[Saved data entries]

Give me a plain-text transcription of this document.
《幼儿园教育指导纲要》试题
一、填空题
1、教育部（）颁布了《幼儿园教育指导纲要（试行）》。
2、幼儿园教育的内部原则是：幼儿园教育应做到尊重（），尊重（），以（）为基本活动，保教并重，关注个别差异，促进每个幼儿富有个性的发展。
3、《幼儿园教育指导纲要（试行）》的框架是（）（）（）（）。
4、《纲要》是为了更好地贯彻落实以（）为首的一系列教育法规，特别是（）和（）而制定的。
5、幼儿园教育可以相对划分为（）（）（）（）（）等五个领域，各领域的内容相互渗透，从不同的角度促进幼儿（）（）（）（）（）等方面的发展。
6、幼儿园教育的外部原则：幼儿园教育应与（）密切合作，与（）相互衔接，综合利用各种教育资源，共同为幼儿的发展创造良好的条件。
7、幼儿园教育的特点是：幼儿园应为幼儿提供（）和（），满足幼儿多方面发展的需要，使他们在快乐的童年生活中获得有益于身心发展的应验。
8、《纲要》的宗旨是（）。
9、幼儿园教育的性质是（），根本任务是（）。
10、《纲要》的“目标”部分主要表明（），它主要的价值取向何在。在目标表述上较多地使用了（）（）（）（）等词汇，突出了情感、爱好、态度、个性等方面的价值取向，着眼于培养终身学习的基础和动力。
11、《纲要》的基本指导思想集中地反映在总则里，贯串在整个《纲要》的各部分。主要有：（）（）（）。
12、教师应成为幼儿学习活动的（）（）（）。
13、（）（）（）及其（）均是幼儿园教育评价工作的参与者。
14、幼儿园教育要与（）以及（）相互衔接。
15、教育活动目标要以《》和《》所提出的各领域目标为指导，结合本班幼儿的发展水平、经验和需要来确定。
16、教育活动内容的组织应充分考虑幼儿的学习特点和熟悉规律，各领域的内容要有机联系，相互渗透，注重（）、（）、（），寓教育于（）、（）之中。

### Written task
Repeat the whole listing exactly, keeping every line intact.

### Result of the exercise
Give me a plain-text transcription of this document.
《幼儿园教育指导纲要》试题
一、填空题
1、教育部（）颁布了《幼儿园教育指导纲要（试行）》。
2、幼儿园教育的内部原则是：幼儿园教育应做到尊重（），尊重（），以（）为基本活动，保教并重，关注个别差异，促进每个幼儿富有个性的发展。
3、《幼儿园教育指导纲要（试行）》的框架是（）（）（）（）。
4、《纲要》是为了更好地贯彻落实以（）为首的一系列教育法规，特别是（）和（）而制定的。
5、幼儿园教育可以相对划分为（）（）（）（）（）等五个领域，各领域的内容相互渗透，从不同的角度促进幼儿（）（）（）（）（）等方面的发展。
6、幼儿园教育的外部原则：幼儿园教育应与（）密切合作，与（）相互衔接，综合利用各种教育资源，共同为幼儿的发展创造良好的条件。
7、幼儿园教育的特点是：幼儿园应为幼儿提供（）和（），满足幼儿多方面发展的需要，使他们在快乐的童年生活中获得有益于身心发展的应验。
8、《纲要》的宗旨是（）。
9、幼儿园教育的性质是（），根本任务是（）。
10、《纲要》的“目标”部分主要表明（），它主要的价值取向何在。在目标表述上较多地使用了（）（）（）（）等词汇，突出了情感、爱好、态度、个性等方面的价值取向，着眼于培养终身学习的基础和动力。
11、《纲要》的基本指导思想集中地反映在总则里，贯串在整个《纲要》的各部分。主要有：（）（）（）。
12、教师应成为幼儿学习活动的（）（）（）。
13、（）（）（）及其（）均是幼儿园教育评价工作的参与者。
14、幼儿园教育要与（）以及（）相互衔接。
15、教育活动目标要以《》和《》所提出的各领域目标为指导，结合本班幼儿的发展水平、经验和需要来确定。
16、教育活动内容的组织应充分考虑幼儿的学习特点和熟悉规律，各领域的内容要有机联系，相互渗透，注重（）、（）、（），寓教育于（）、（）之中。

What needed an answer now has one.